** START OF Data to use **
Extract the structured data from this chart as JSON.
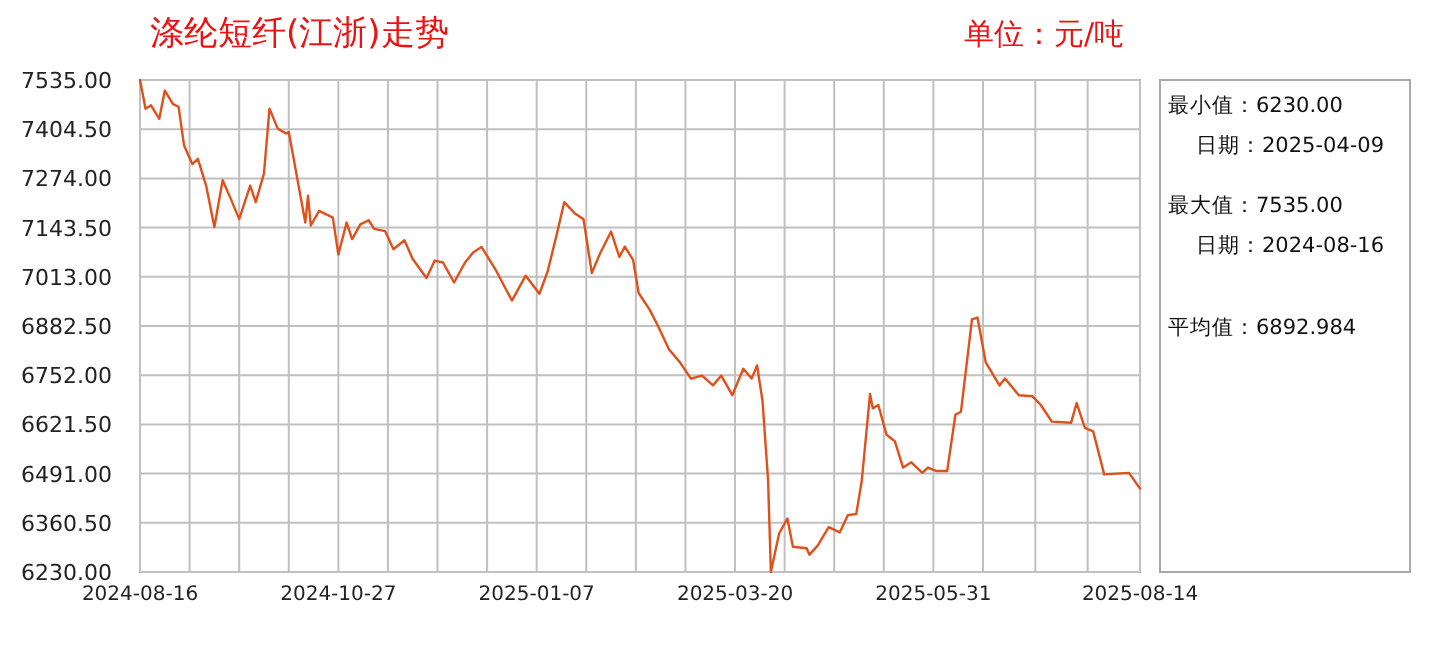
{
  "chart_data": {
    "type": "line",
    "title": "涤纶短纤(江浙)走势",
    "subtitle": "单位：元/吨",
    "annotations": [
      "最小值：6230.00",
      "日期：2025-04-09",
      "最大值：7535.00",
      "日期：2024-08-16",
      "平均值：6892.984"
    ],
    "x": [
      "2024-08-16",
      "2024-08-18",
      "2024-08-20",
      "2024-08-23",
      "2024-08-25",
      "2024-08-28",
      "2024-08-30",
      "2024-09-01",
      "2024-09-04",
      "2024-09-06",
      "2024-09-09",
      "2024-09-12",
      "2024-09-15",
      "2024-09-18",
      "2024-09-21",
      "2024-09-25",
      "2024-09-27",
      "2024-09-30",
      "2024-10-02",
      "2024-10-05",
      "2024-10-08",
      "2024-10-09",
      "2024-10-13",
      "2024-10-15",
      "2024-10-16",
      "2024-10-17",
      "2024-10-20",
      "2024-10-25",
      "2024-10-27",
      "2024-10-30",
      "2024-11-01",
      "2024-11-04",
      "2024-11-07",
      "2024-11-09",
      "2024-11-13",
      "2024-11-16",
      "2024-11-20",
      "2024-11-23",
      "2024-11-28",
      "2024-12-01",
      "2024-12-04",
      "2024-12-08",
      "2024-12-12",
      "2024-12-15",
      "2024-12-18",
      "2024-12-23",
      "2024-12-29",
      "2025-01-03",
      "2025-01-08",
      "2025-01-11",
      "2025-01-14",
      "2025-01-17",
      "2025-01-21",
      "2025-01-24",
      "2025-01-27",
      "2025-01-30",
      "2025-02-03",
      "2025-02-06",
      "2025-02-08",
      "2025-02-11",
      "2025-02-13",
      "2025-02-17",
      "2025-02-20",
      "2025-02-24",
      "2025-02-28",
      "2025-03-04",
      "2025-03-08",
      "2025-03-12",
      "2025-03-15",
      "2025-03-19",
      "2025-03-23",
      "2025-03-26",
      "2025-03-28",
      "2025-03-30",
      "2025-04-01",
      "2025-04-02",
      "2025-04-05",
      "2025-04-08",
      "2025-04-10",
      "2025-04-15",
      "2025-04-16",
      "2025-04-19",
      "2025-04-23",
      "2025-04-27",
      "2025-04-30",
      "2025-05-03",
      "2025-05-05",
      "2025-05-08",
      "2025-05-09",
      "2025-05-11",
      "2025-05-14",
      "2025-05-17",
      "2025-05-20",
      "2025-05-23",
      "2025-05-27",
      "2025-05-29",
      "2025-06-01",
      "2025-06-05",
      "2025-06-08",
      "2025-06-10",
      "2025-06-14",
      "2025-06-16",
      "2025-06-19",
      "2025-06-24",
      "2025-06-26",
      "2025-07-01",
      "2025-07-06",
      "2025-07-09",
      "2025-07-13",
      "2025-07-20",
      "2025-07-22",
      "2025-07-25",
      "2025-07-28",
      "2025-08-01",
      "2025-08-10",
      "2025-08-14"
    ],
    "series": [
      {
        "color": "#e0501a",
        "values": [
          7535,
          7459,
          7468,
          7432,
          7507,
          7471,
          7464,
          7361,
          7312,
          7326,
          7255,
          7145,
          7269,
          7219,
          7166,
          7255,
          7211,
          7287,
          7459,
          7406,
          7393,
          7397,
          7237,
          7157,
          7228,
          7149,
          7188,
          7170,
          7072,
          7157,
          7113,
          7152,
          7163,
          7140,
          7134,
          7086,
          7110,
          7060,
          7010,
          7056,
          7051,
          6998,
          7051,
          7078,
          7092,
          7033,
          6950,
          7016,
          6968,
          7028,
          7117,
          7211,
          7180,
          7166,
          7023,
          7075,
          7133,
          7066,
          7093,
          7058,
          6970,
          6926,
          6883,
          6821,
          6786,
          6743,
          6751,
          6725,
          6751,
          6699,
          6769,
          6743,
          6778,
          6682,
          6472,
          6230,
          6332,
          6372,
          6297,
          6293,
          6276,
          6300,
          6349,
          6335,
          6381,
          6384,
          6472,
          6702,
          6664,
          6673,
          6594,
          6577,
          6507,
          6521,
          6493,
          6507,
          6498,
          6498,
          6647,
          6655,
          6900,
          6905,
          6786,
          6725,
          6743,
          6699,
          6696,
          6673,
          6629,
          6626,
          6678,
          6612,
          6603,
          6489,
          6493,
          6451
        ]
      }
    ],
    "xlim": [
      "2024-08-16",
      "2025-08-14"
    ],
    "xticks": [
      {
        "value": "2024-08-16",
        "label": "2024-08-16"
      },
      {
        "value": "2024-09-03",
        "label": null
      },
      {
        "value": "2024-09-21",
        "label": null
      },
      {
        "value": "2024-10-09",
        "label": null
      },
      {
        "value": "2024-10-27",
        "label": "2024-10-27"
      },
      {
        "value": "2024-11-14",
        "label": null
      },
      {
        "value": "2024-12-02",
        "label": null
      },
      {
        "value": "2024-12-20",
        "label": null
      },
      {
        "value": "2025-01-07",
        "label": "2025-01-07"
      },
      {
        "value": "2025-01-25",
        "label": null
      },
      {
        "value": "2025-02-12",
        "label": null
      },
      {
        "value": "2025-03-02",
        "label": null
      },
      {
        "value": "2025-03-20",
        "label": "2025-03-20"
      },
      {
        "value": "2025-04-07",
        "label": null
      },
      {
        "value": "2025-04-25",
        "label": null
      },
      {
        "value": "2025-05-13",
        "label": null
      },
      {
        "value": "2025-05-31",
        "label": "2025-05-31"
      },
      {
        "value": "2025-06-18",
        "label": null
      },
      {
        "value": "2025-07-07",
        "label": null
      },
      {
        "value": "2025-07-26",
        "label": null
      },
      {
        "value": "2025-08-14",
        "label": "2025-08-14"
      }
    ],
    "ylim": [
      6230,
      7535
    ],
    "yticks": [
      {
        "value": 6230,
        "label": "6230.00"
      },
      {
        "value": 6360.5,
        "label": "6360.50"
      },
      {
        "value": 6491,
        "label": "6491.00"
      },
      {
        "value": 6621.5,
        "label": "6621.50"
      },
      {
        "value": 6752,
        "label": "6752.00"
      },
      {
        "value": 6882.5,
        "label": "6882.50"
      },
      {
        "value": 7013,
        "label": "7013.00"
      },
      {
        "value": 7143.5,
        "label": "7143.50"
      },
      {
        "value": 7274,
        "label": "7274.00"
      },
      {
        "value": 7404.5,
        "label": "7404.50"
      },
      {
        "value": 7535,
        "label": "7535.00"
      }
    ],
    "grid": true,
    "marker": "none",
    "line_style": "solid"
  }
}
** END OF Data to use **
> [Exercise objective]: Quote every entry exactly, with the pictures omitted.

> [Response to the exercise]:
Extract the structured data from this chart as JSON.
{
  "chart_data": {
    "type": "line",
    "title": "涤纶短纤(江浙)走势",
    "subtitle": "单位：元/吨",
    "annotations": [
      "最小值：6230.00",
      "日期：2025-04-09",
      "最大值：7535.00",
      "日期：2024-08-16",
      "平均值：6892.984"
    ],
    "x": [
      "2024-08-16",
      "2024-08-18",
      "2024-08-20",
      "2024-08-23",
      "2024-08-25",
      "2024-08-28",
      "2024-08-30",
      "2024-09-01",
      "2024-09-04",
      "2024-09-06",
      "2024-09-09",
      "2024-09-12",
      "2024-09-15",
      "2024-09-18",
      "2024-09-21",
      "2024-09-25",
      "2024-09-27",
      "2024-09-30",
      "2024-10-02",
      "2024-10-05",
      "2024-10-08",
      "2024-10-09",
      "2024-10-13",
      "2024-10-15",
      "2024-10-16",
      "2024-10-17",
      "2024-10-20",
      "2024-10-25",
      "2024-10-27",
      "2024-10-30",
      "2024-11-01",
      "2024-11-04",
      "2024-11-07",
      "2024-11-09",
      "2024-11-13",
      "2024-11-16",
      "2024-11-20",
      "2024-11-23",
      "2024-11-28",
      "2024-12-01",
      "2024-12-04",
      "2024-12-08",
      "2024-12-12",
      "2024-12-15",
      "2024-12-18",
      "2024-12-23",
      "2024-12-29",
      "2025-01-03",
      "2025-01-08",
      "2025-01-11",
      "2025-01-14",
      "2025-01-17",
      "2025-01-21",
      "2025-01-24",
      "2025-01-27",
      "2025-01-30",
      "2025-02-03",
      "2025-02-06",
      "2025-02-08",
      "2025-02-11",
      "2025-02-13",
      "2025-02-17",
      "2025-02-20",
      "2025-02-24",
      "2025-02-28",
      "2025-03-04",
      "2025-03-08",
      "2025-03-12",
      "2025-03-15",
      "2025-03-19",
      "2025-03-23",
      "2025-03-26",
      "2025-03-28",
      "2025-03-30",
      "2025-04-01",
      "2025-04-02",
      "2025-04-05",
      "2025-04-08",
      "2025-04-10",
      "2025-04-15",
      "2025-04-16",
      "2025-04-19",
      "2025-04-23",
      "2025-04-27",
      "2025-04-30",
      "2025-05-03",
      "2025-05-05",
      "2025-05-08",
      "2025-05-09",
      "2025-05-11",
      "2025-05-14",
      "2025-05-17",
      "2025-05-20",
      "2025-05-23",
      "2025-05-27",
      "2025-05-29",
      "2025-06-01",
      "2025-06-05",
      "2025-06-08",
      "2025-06-10",
      "2025-06-14",
      "2025-06-16",
      "2025-06-19",
      "2025-06-24",
      "2025-06-26",
      "2025-07-01",
      "2025-07-06",
      "2025-07-09",
      "2025-07-13",
      "2025-07-20",
      "2025-07-22",
      "2025-07-25",
      "2025-07-28",
      "2025-08-01",
      "2025-08-10",
      "2025-08-14"
    ],
    "series": [
      {
        "color": "#e0501a",
        "values": [
          7535,
          7459,
          7468,
          7432,
          7507,
          7471,
          7464,
          7361,
          7312,
          7326,
          7255,
          7145,
          7269,
          7219,
          7166,
          7255,
          7211,
          7287,
          7459,
          7406,
          7393,
          7397,
          7237,
          7157,
          7228,
          7149,
          7188,
          7170,
          7072,
          7157,
          7113,
          7152,
          7163,
          7140,
          7134,
          7086,
          7110,
          7060,
          7010,
          7056,
          7051,
          6998,
          7051,
          7078,
          7092,
          7033,
          6950,
          7016,
          6968,
          7028,
          7117,
          7211,
          7180,
          7166,
          7023,
          7075,
          7133,
          7066,
          7093,
          7058,
          6970,
          6926,
          6883,
          6821,
          6786,
          6743,
          6751,
          6725,
          6751,
          6699,
          6769,
          6743,
          6778,
          6682,
          6472,
          6230,
          6332,
          6372,
          6297,
          6293,
          6276,
          6300,
          6349,
          6335,
          6381,
          6384,
          6472,
          6702,
          6664,
          6673,
          6594,
          6577,
          6507,
          6521,
          6493,
          6507,
          6498,
          6498,
          6647,
          6655,
          6900,
          6905,
          6786,
          6725,
          6743,
          6699,
          6696,
          6673,
          6629,
          6626,
          6678,
          6612,
          6603,
          6489,
          6493,
          6451
        ]
      }
    ],
    "xlim": [
      "2024-08-16",
      "2025-08-14"
    ],
    "xticks": [
      {
        "value": "2024-08-16",
        "label": "2024-08-16"
      },
      {
        "value": "2024-09-03",
        "label": null
      },
      {
        "value": "2024-09-21",
        "label": null
      },
      {
        "value": "2024-10-09",
        "label": null
      },
      {
        "value": "2024-10-27",
        "label": "2024-10-27"
      },
      {
        "value": "2024-11-14",
        "label": null
      },
      {
        "value": "2024-12-02",
        "label": null
      },
      {
        "value": "2024-12-20",
        "label": null
      },
      {
        "value": "2025-01-07",
        "label": "2025-01-07"
      },
      {
        "value": "2025-01-25",
        "label": null
      },
      {
        "value": "2025-02-12",
        "label": null
      },
      {
        "value": "2025-03-02",
        "label": null
      },
      {
        "value": "2025-03-20",
        "label": "2025-03-20"
      },
      {
        "value": "2025-04-07",
        "label": null
      },
      {
        "value": "2025-04-25",
        "label": null
      },
      {
        "value": "2025-05-13",
        "label": null
      },
      {
        "value": "2025-05-31",
        "label": "2025-05-31"
      },
      {
        "value": "2025-06-18",
        "label": null
      },
      {
        "value": "2025-07-07",
        "label": null
      },
      {
        "value": "2025-07-26",
        "label": null
      },
      {
        "value": "2025-08-14",
        "label": "2025-08-14"
      }
    ],
    "ylim": [
      6230,
      7535
    ],
    "yticks": [
      {
        "value": 6230,
        "label": "6230.00"
      },
      {
        "value": 6360.5,
        "label": "6360.50"
      },
      {
        "value": 6491,
        "label": "6491.00"
      },
      {
        "value": 6621.5,
        "label": "6621.50"
      },
      {
        "value": 6752,
        "label": "6752.00"
      },
      {
        "value": 6882.5,
        "label": "6882.50"
      },
      {
        "value": 7013,
        "label": "7013.00"
      },
      {
        "value": 7143.5,
        "label": "7143.50"
      },
      {
        "value": 7274,
        "label": "7274.00"
      },
      {
        "value": 7404.5,
        "label": "7404.50"
      },
      {
        "value": 7535,
        "label": "7535.00"
      }
    ],
    "grid": true,
    "marker": "none",
    "line_style": "solid"
  }
}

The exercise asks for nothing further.